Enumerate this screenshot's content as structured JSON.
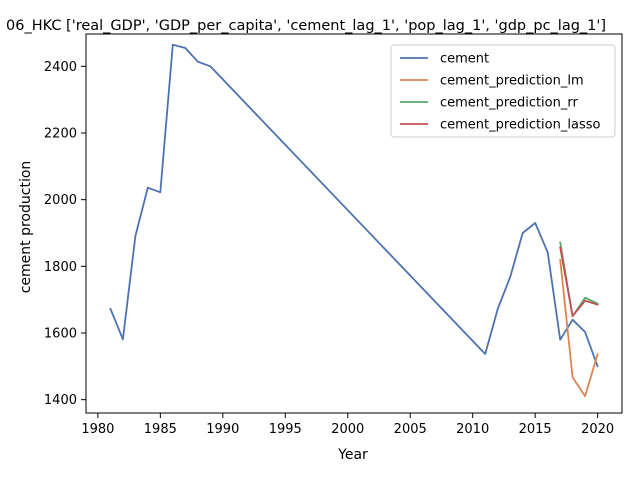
{
  "chart_data": {
    "type": "line",
    "title": "06_HKC ['real_GDP', 'GDP_per_capita', 'cement_lag_1', 'pop_lag_1', 'gdp_pc_lag_1']",
    "xlabel": "Year",
    "ylabel": "cement production",
    "xlim": [
      1979.05,
      2021.95
    ],
    "ylim": [
      1360,
      2497
    ],
    "xticks": [
      1980,
      1985,
      1990,
      1995,
      2000,
      2005,
      2010,
      2015,
      2020
    ],
    "yticks": [
      1400,
      1600,
      1800,
      2000,
      2200,
      2400
    ],
    "grid": false,
    "legend_position": "top-right",
    "series": [
      {
        "name": "cement",
        "color": "#4c72b0",
        "x": [
          1981,
          1982,
          1983,
          1984,
          1985,
          1986,
          1987,
          1988,
          1989,
          2011,
          2012,
          2013,
          2014,
          2015,
          2016,
          2017,
          2018,
          2019,
          2020
        ],
        "y": [
          1673,
          1581,
          1891,
          2036,
          2022,
          2465,
          2455,
          2414,
          2400,
          1537,
          1672,
          1768,
          1900,
          1930,
          1842,
          1580,
          1640,
          1603,
          1500
        ]
      },
      {
        "name": "cement_prediction_lm",
        "color": "#dd8452",
        "x": [
          2017,
          2018,
          2019,
          2020
        ],
        "y": [
          1820,
          1467,
          1410,
          1537
        ]
      },
      {
        "name": "cement_prediction_rr",
        "color": "#55a868",
        "x": [
          2017,
          2018,
          2019,
          2020
        ],
        "y": [
          1872,
          1650,
          1706,
          1688
        ]
      },
      {
        "name": "cement_prediction_lasso",
        "color": "#c44e52",
        "x": [
          2017,
          2018,
          2019,
          2020
        ],
        "y": [
          1857,
          1651,
          1697,
          1685
        ]
      }
    ]
  }
}
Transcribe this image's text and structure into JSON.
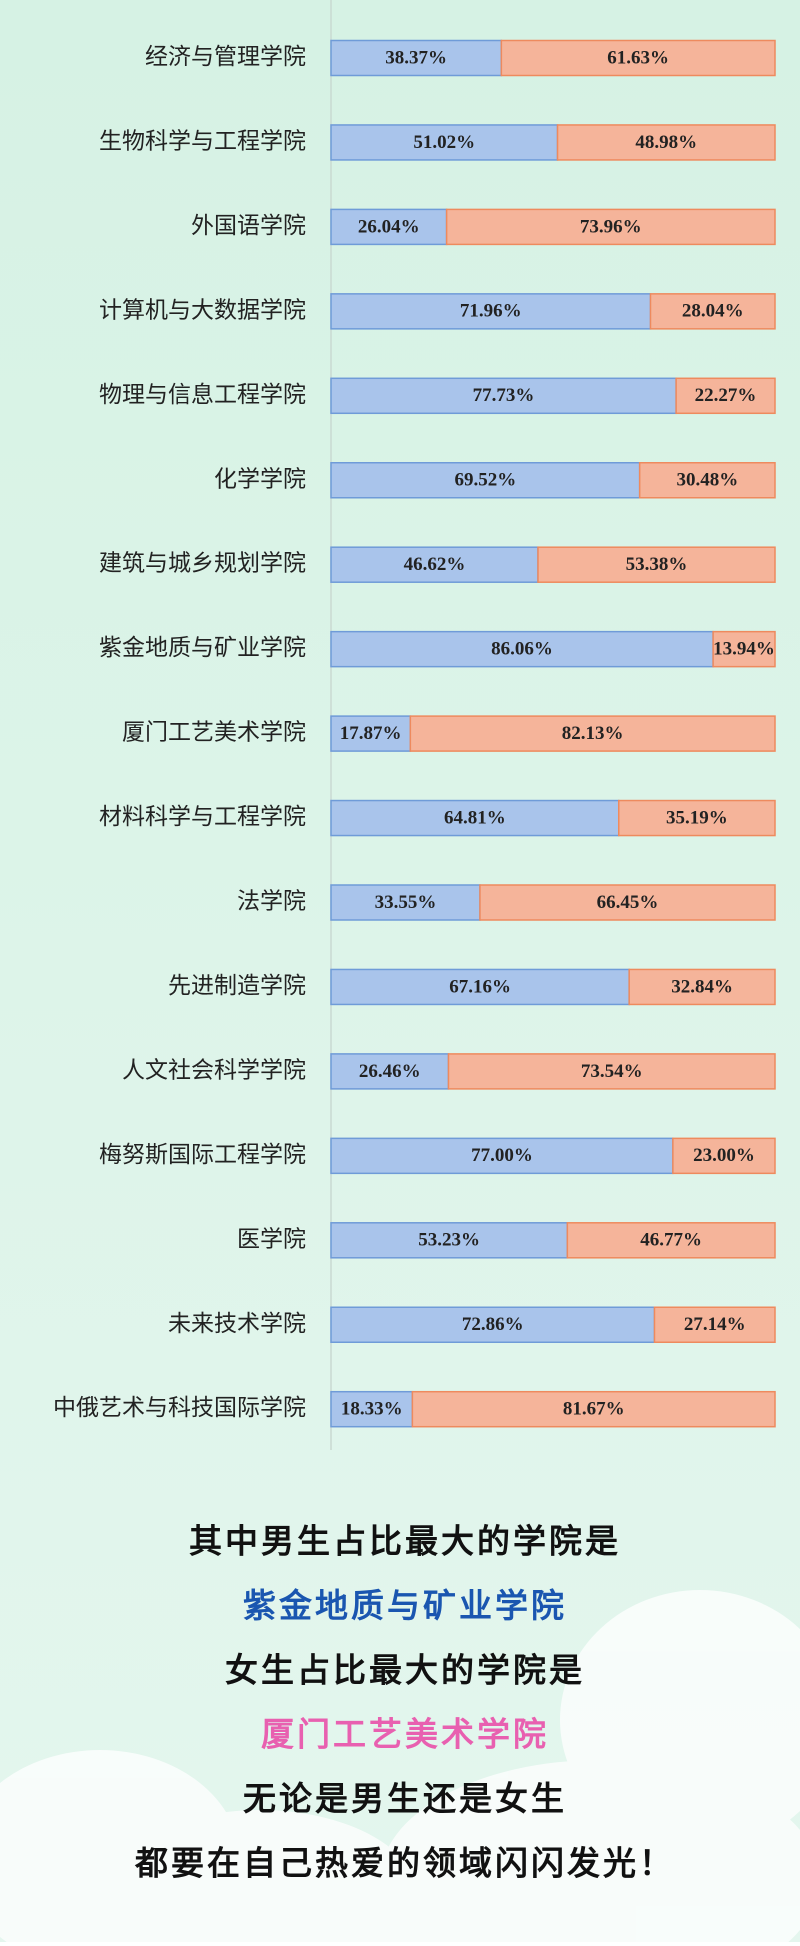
{
  "chart_data": {
    "type": "stacked_bar_horizontal",
    "categories": [
      "经济与管理学院",
      "生物科学与工程学院",
      "外国语学院",
      "计算机与大数据学院",
      "物理与信息工程学院",
      "化学学院",
      "建筑与城乡规划学院",
      "紫金地质与矿业学院",
      "厦门工艺美术学院",
      "材料科学与工程学院",
      "法学院",
      "先进制造学院",
      "人文社会科学学院",
      "梅努斯国际工程学院",
      "医学院",
      "未来技术学院",
      "中俄艺术与科技国际学院"
    ],
    "series": [
      {
        "color": "#a9c4eb",
        "stroke": "#6f9bd8",
        "values": [
          38.37,
          51.02,
          26.04,
          71.96,
          77.73,
          69.52,
          46.62,
          86.06,
          17.87,
          64.81,
          33.55,
          67.16,
          26.46,
          77.0,
          53.23,
          72.86,
          18.33
        ],
        "value_labels": [
          "38.37%",
          "51.02%",
          "26.04%",
          "71.96%",
          "77.73%",
          "69.52%",
          "46.62%",
          "86.06%",
          "17.87%",
          "64.81%",
          "33.55%",
          "67.16%",
          "26.46%",
          "77.00%",
          "53.23%",
          "72.86%",
          "18.33%"
        ]
      },
      {
        "color": "#f5b49a",
        "stroke": "#ee8a5e",
        "values": [
          61.63,
          48.98,
          73.96,
          28.04,
          22.27,
          30.48,
          53.38,
          13.94,
          82.13,
          35.19,
          66.45,
          32.84,
          73.54,
          23.0,
          46.77,
          27.14,
          81.67
        ],
        "value_labels": [
          "61.63%",
          "48.98%",
          "73.96%",
          "28.04%",
          "22.27%",
          "30.48%",
          "53.38%",
          "13.94%",
          "82.13%",
          "35.19%",
          "66.45%",
          "32.84%",
          "73.54%",
          "23.00%",
          "46.77%",
          "27.14%",
          "81.67%"
        ]
      }
    ],
    "xlim": [
      0,
      100
    ]
  },
  "notes": [
    {
      "text": "其中男生占比最大的学院是",
      "color": "#111111"
    },
    {
      "text": "紫金地质与矿业学院",
      "color": "#1a56b0"
    },
    {
      "text": "女生占比最大的学院是",
      "color": "#111111"
    },
    {
      "text": "厦门工艺美术学院",
      "color": "#e860b0"
    },
    {
      "text": "无论是男生还是女生",
      "color": "#111111"
    },
    {
      "text": "都要在自己热爱的领域闪闪发光！",
      "color": "#111111"
    }
  ]
}
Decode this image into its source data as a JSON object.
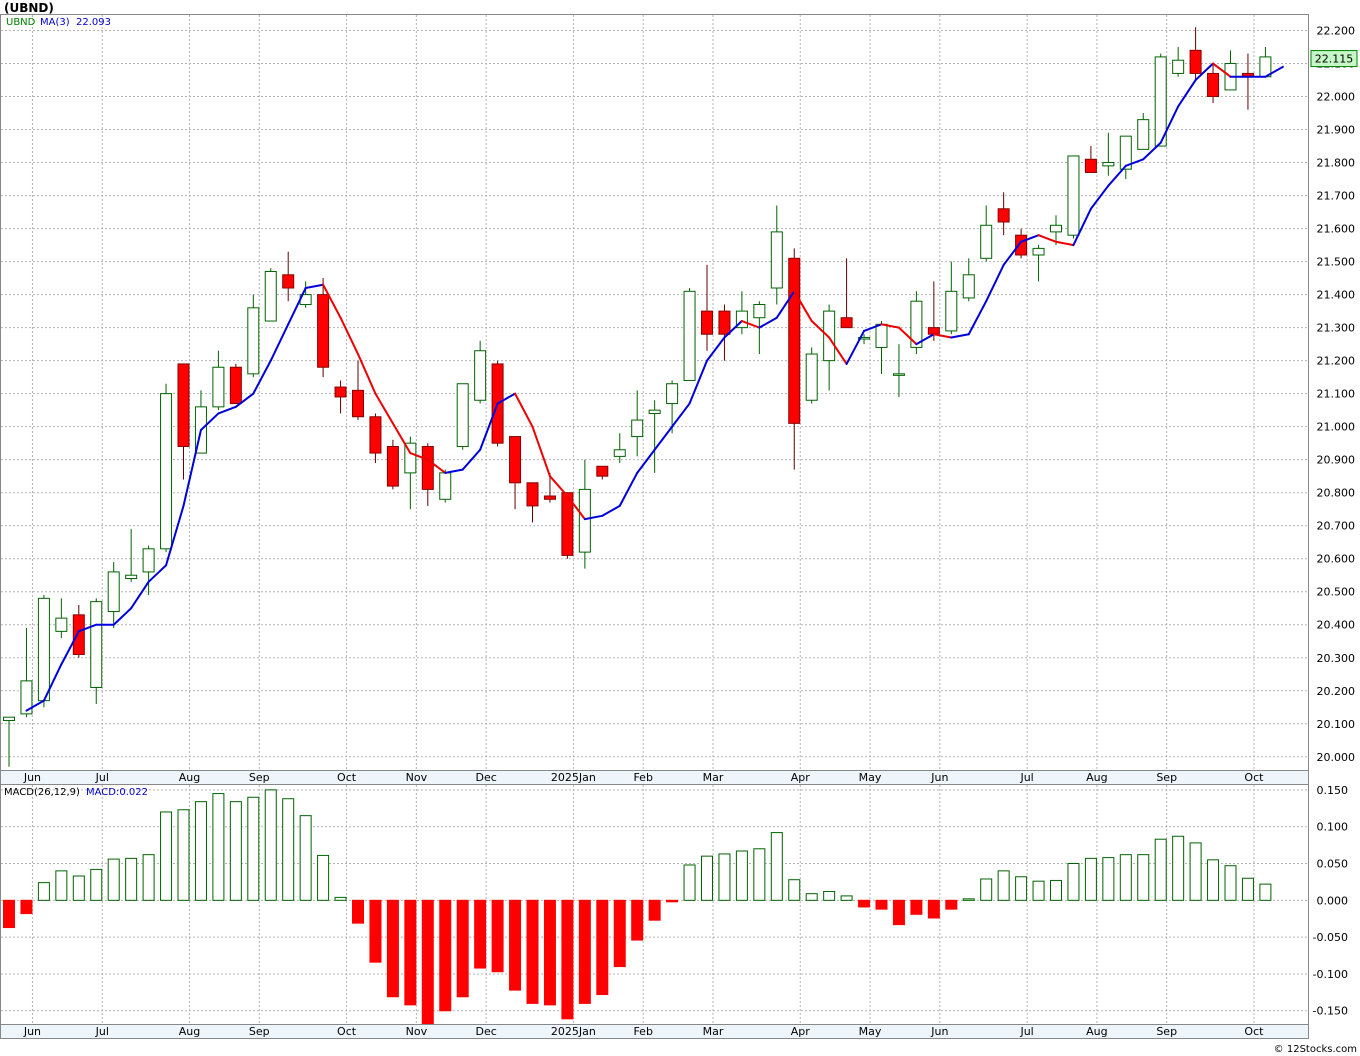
{
  "chart_data": {
    "type": "candlestick",
    "title": "(UBND)",
    "symbol": "UBND",
    "ma_label": "MA(3)",
    "ma_value": "22.093",
    "last_price": "22.115",
    "watermark": "© 12Stocks.com",
    "price_ylim": [
      19.96,
      22.25
    ],
    "price_ticks": [
      "20.000",
      "20.100",
      "20.200",
      "20.300",
      "20.400",
      "20.500",
      "20.600",
      "20.700",
      "20.800",
      "20.900",
      "21.000",
      "21.100",
      "21.200",
      "21.300",
      "21.400",
      "21.500",
      "21.600",
      "21.700",
      "21.800",
      "21.900",
      "22.000",
      "22.100",
      "22.200"
    ],
    "month_labels": [
      {
        "label": "Jun",
        "bar": 1
      },
      {
        "label": "Jul",
        "bar": 5
      },
      {
        "label": "Aug",
        "bar": 10
      },
      {
        "label": "Sep",
        "bar": 14
      },
      {
        "label": "Oct",
        "bar": 19
      },
      {
        "label": "Nov",
        "bar": 23
      },
      {
        "label": "Dec",
        "bar": 27
      },
      {
        "label": "2025Jan",
        "bar": 32
      },
      {
        "label": "Feb",
        "bar": 36
      },
      {
        "label": "Mar",
        "bar": 40
      },
      {
        "label": "Apr",
        "bar": 45
      },
      {
        "label": "May",
        "bar": 49
      },
      {
        "label": "Jun",
        "bar": 53
      },
      {
        "label": "Jul",
        "bar": 58
      },
      {
        "label": "Aug",
        "bar": 62
      },
      {
        "label": "Sep",
        "bar": 66
      },
      {
        "label": "Oct",
        "bar": 71
      }
    ],
    "candles": [
      {
        "o": 20.11,
        "h": 20.12,
        "l": 19.97,
        "c": 20.12
      },
      {
        "o": 20.13,
        "h": 20.39,
        "l": 20.12,
        "c": 20.23
      },
      {
        "o": 20.17,
        "h": 20.49,
        "l": 20.15,
        "c": 20.48
      },
      {
        "o": 20.38,
        "h": 20.48,
        "l": 20.36,
        "c": 20.42
      },
      {
        "o": 20.43,
        "h": 20.46,
        "l": 20.3,
        "c": 20.31
      },
      {
        "o": 20.21,
        "h": 20.48,
        "l": 20.16,
        "c": 20.47
      },
      {
        "o": 20.44,
        "h": 20.59,
        "l": 20.39,
        "c": 20.56
      },
      {
        "o": 20.54,
        "h": 20.69,
        "l": 20.53,
        "c": 20.55
      },
      {
        "o": 20.56,
        "h": 20.64,
        "l": 20.49,
        "c": 20.63
      },
      {
        "o": 20.63,
        "h": 21.13,
        "l": 20.62,
        "c": 21.1
      },
      {
        "o": 21.19,
        "h": 21.19,
        "l": 20.84,
        "c": 20.94
      },
      {
        "o": 20.92,
        "h": 21.11,
        "l": 20.92,
        "c": 21.06
      },
      {
        "o": 21.06,
        "h": 21.23,
        "l": 21.05,
        "c": 21.18
      },
      {
        "o": 21.18,
        "h": 21.19,
        "l": 21.07,
        "c": 21.07
      },
      {
        "o": 21.16,
        "h": 21.4,
        "l": 21.15,
        "c": 21.36
      },
      {
        "o": 21.32,
        "h": 21.48,
        "l": 21.32,
        "c": 21.47
      },
      {
        "o": 21.46,
        "h": 21.53,
        "l": 21.38,
        "c": 21.42
      },
      {
        "o": 21.37,
        "h": 21.44,
        "l": 21.36,
        "c": 21.4
      },
      {
        "o": 21.4,
        "h": 21.45,
        "l": 21.15,
        "c": 21.18
      },
      {
        "o": 21.12,
        "h": 21.14,
        "l": 21.04,
        "c": 21.09
      },
      {
        "o": 21.11,
        "h": 21.2,
        "l": 21.02,
        "c": 21.03
      },
      {
        "o": 21.03,
        "h": 21.04,
        "l": 20.89,
        "c": 20.92
      },
      {
        "o": 20.94,
        "h": 20.96,
        "l": 20.81,
        "c": 20.82
      },
      {
        "o": 20.86,
        "h": 20.97,
        "l": 20.75,
        "c": 20.95
      },
      {
        "o": 20.94,
        "h": 20.95,
        "l": 20.76,
        "c": 20.81
      },
      {
        "o": 20.78,
        "h": 20.87,
        "l": 20.77,
        "c": 20.86
      },
      {
        "o": 20.94,
        "h": 21.13,
        "l": 20.93,
        "c": 21.13
      },
      {
        "o": 21.08,
        "h": 21.26,
        "l": 21.07,
        "c": 21.23
      },
      {
        "o": 21.19,
        "h": 21.2,
        "l": 20.94,
        "c": 20.95
      },
      {
        "o": 20.97,
        "h": 20.97,
        "l": 20.75,
        "c": 20.83
      },
      {
        "o": 20.83,
        "h": 20.83,
        "l": 20.71,
        "c": 20.76
      },
      {
        "o": 20.79,
        "h": 20.86,
        "l": 20.77,
        "c": 20.78
      },
      {
        "o": 20.8,
        "h": 20.8,
        "l": 20.6,
        "c": 20.61
      },
      {
        "o": 20.62,
        "h": 20.9,
        "l": 20.57,
        "c": 20.81
      },
      {
        "o": 20.88,
        "h": 20.88,
        "l": 20.84,
        "c": 20.85
      },
      {
        "o": 20.91,
        "h": 20.98,
        "l": 20.89,
        "c": 20.93
      },
      {
        "o": 20.97,
        "h": 21.11,
        "l": 20.91,
        "c": 21.02
      },
      {
        "o": 21.04,
        "h": 21.08,
        "l": 20.86,
        "c": 21.05
      },
      {
        "o": 21.07,
        "h": 21.14,
        "l": 20.98,
        "c": 21.13
      },
      {
        "o": 21.14,
        "h": 21.42,
        "l": 21.14,
        "c": 21.41
      },
      {
        "o": 21.35,
        "h": 21.49,
        "l": 21.23,
        "c": 21.28
      },
      {
        "o": 21.35,
        "h": 21.37,
        "l": 21.2,
        "c": 21.28
      },
      {
        "o": 21.3,
        "h": 21.41,
        "l": 21.28,
        "c": 21.35
      },
      {
        "o": 21.33,
        "h": 21.38,
        "l": 21.22,
        "c": 21.37
      },
      {
        "o": 21.42,
        "h": 21.67,
        "l": 21.37,
        "c": 21.59
      },
      {
        "o": 21.51,
        "h": 21.54,
        "l": 20.87,
        "c": 21.01
      },
      {
        "o": 21.08,
        "h": 21.24,
        "l": 21.07,
        "c": 21.22
      },
      {
        "o": 21.2,
        "h": 21.37,
        "l": 21.11,
        "c": 21.35
      },
      {
        "o": 21.33,
        "h": 21.51,
        "l": 21.3,
        "c": 21.3
      },
      {
        "o": 21.27,
        "h": 21.28,
        "l": 21.25,
        "c": 21.27
      },
      {
        "o": 21.24,
        "h": 21.32,
        "l": 21.16,
        "c": 21.31
      },
      {
        "o": 21.16,
        "h": 21.25,
        "l": 21.09,
        "c": 21.16
      },
      {
        "o": 21.24,
        "h": 21.41,
        "l": 21.22,
        "c": 21.38
      },
      {
        "o": 21.3,
        "h": 21.44,
        "l": 21.26,
        "c": 21.28
      },
      {
        "o": 21.29,
        "h": 21.5,
        "l": 21.28,
        "c": 21.41
      },
      {
        "o": 21.39,
        "h": 21.51,
        "l": 21.38,
        "c": 21.46
      },
      {
        "o": 21.51,
        "h": 21.67,
        "l": 21.5,
        "c": 21.61
      },
      {
        "o": 21.66,
        "h": 21.71,
        "l": 21.58,
        "c": 21.62
      },
      {
        "o": 21.58,
        "h": 21.6,
        "l": 21.51,
        "c": 21.52
      },
      {
        "o": 21.52,
        "h": 21.55,
        "l": 21.44,
        "c": 21.54
      },
      {
        "o": 21.59,
        "h": 21.64,
        "l": 21.55,
        "c": 21.61
      },
      {
        "o": 21.58,
        "h": 21.82,
        "l": 21.57,
        "c": 21.82
      },
      {
        "o": 21.81,
        "h": 21.85,
        "l": 21.77,
        "c": 21.77
      },
      {
        "o": 21.79,
        "h": 21.89,
        "l": 21.76,
        "c": 21.8
      },
      {
        "o": 21.78,
        "h": 21.88,
        "l": 21.75,
        "c": 21.88
      },
      {
        "o": 21.84,
        "h": 21.95,
        "l": 21.84,
        "c": 21.93
      },
      {
        "o": 21.85,
        "h": 22.13,
        "l": 21.85,
        "c": 22.12
      },
      {
        "o": 22.07,
        "h": 22.15,
        "l": 22.06,
        "c": 22.11
      },
      {
        "o": 22.14,
        "h": 22.21,
        "l": 22.05,
        "c": 22.07
      },
      {
        "o": 22.07,
        "h": 22.1,
        "l": 21.98,
        "c": 22.0
      },
      {
        "o": 22.02,
        "h": 22.14,
        "l": 22.02,
        "c": 22.1
      },
      {
        "o": 22.07,
        "h": 22.13,
        "l": 21.96,
        "c": 22.06
      },
      {
        "o": 22.06,
        "h": 22.15,
        "l": 22.06,
        "c": 22.12
      }
    ],
    "ma": [
      20.14,
      20.17,
      20.28,
      20.38,
      20.4,
      20.4,
      20.45,
      20.53,
      20.58,
      20.76,
      20.99,
      21.04,
      21.06,
      21.1,
      21.2,
      21.31,
      21.42,
      21.43,
      21.33,
      21.22,
      21.1,
      21.01,
      20.92,
      20.9,
      20.86,
      20.87,
      20.93,
      21.07,
      21.1,
      21.0,
      20.85,
      20.79,
      20.72,
      20.73,
      20.76,
      20.86,
      20.93,
      21.0,
      21.07,
      21.2,
      21.27,
      21.32,
      21.3,
      21.33,
      21.41,
      21.32,
      21.27,
      21.19,
      21.29,
      21.31,
      21.3,
      21.25,
      21.28,
      21.27,
      21.28,
      21.38,
      21.49,
      21.56,
      21.58,
      21.56,
      21.55,
      21.66,
      21.73,
      21.79,
      21.81,
      21.86,
      21.97,
      22.05,
      22.1,
      22.06,
      22.06,
      22.06,
      22.09
    ],
    "macd_label": "MACD(26,12,9)",
    "macd_value_label": "MACD:0.022",
    "macd_ylim": [
      -0.168,
      0.158
    ],
    "macd_ticks": [
      "0.150",
      "0.100",
      "0.050",
      "0.000",
      "-0.050",
      "-0.100",
      "-0.150"
    ],
    "macd": [
      -0.037,
      -0.018,
      0.024,
      0.04,
      0.033,
      0.042,
      0.056,
      0.057,
      0.062,
      0.12,
      0.123,
      0.134,
      0.145,
      0.134,
      0.14,
      0.15,
      0.138,
      0.115,
      0.061,
      0.004,
      -0.031,
      -0.084,
      -0.131,
      -0.142,
      -0.168,
      -0.15,
      -0.131,
      -0.092,
      -0.097,
      -0.122,
      -0.14,
      -0.142,
      -0.161,
      -0.14,
      -0.128,
      -0.09,
      -0.054,
      -0.027,
      -0.002,
      0.048,
      0.06,
      0.063,
      0.067,
      0.07,
      0.092,
      0.028,
      0.009,
      0.012,
      0.006,
      -0.009,
      -0.012,
      -0.033,
      -0.019,
      -0.024,
      -0.012,
      0.002,
      0.029,
      0.04,
      0.032,
      0.026,
      0.027,
      0.05,
      0.057,
      0.058,
      0.062,
      0.062,
      0.083,
      0.087,
      0.078,
      0.055,
      0.047,
      0.03,
      0.022
    ]
  }
}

..........

Return each line that includes "this".

[ANSWER IN FULL]
Enumerate this screenshot's content as structured JSON.
Transcribe this image's text and structure into JSON.
Decode this image into its source data as a JSON object.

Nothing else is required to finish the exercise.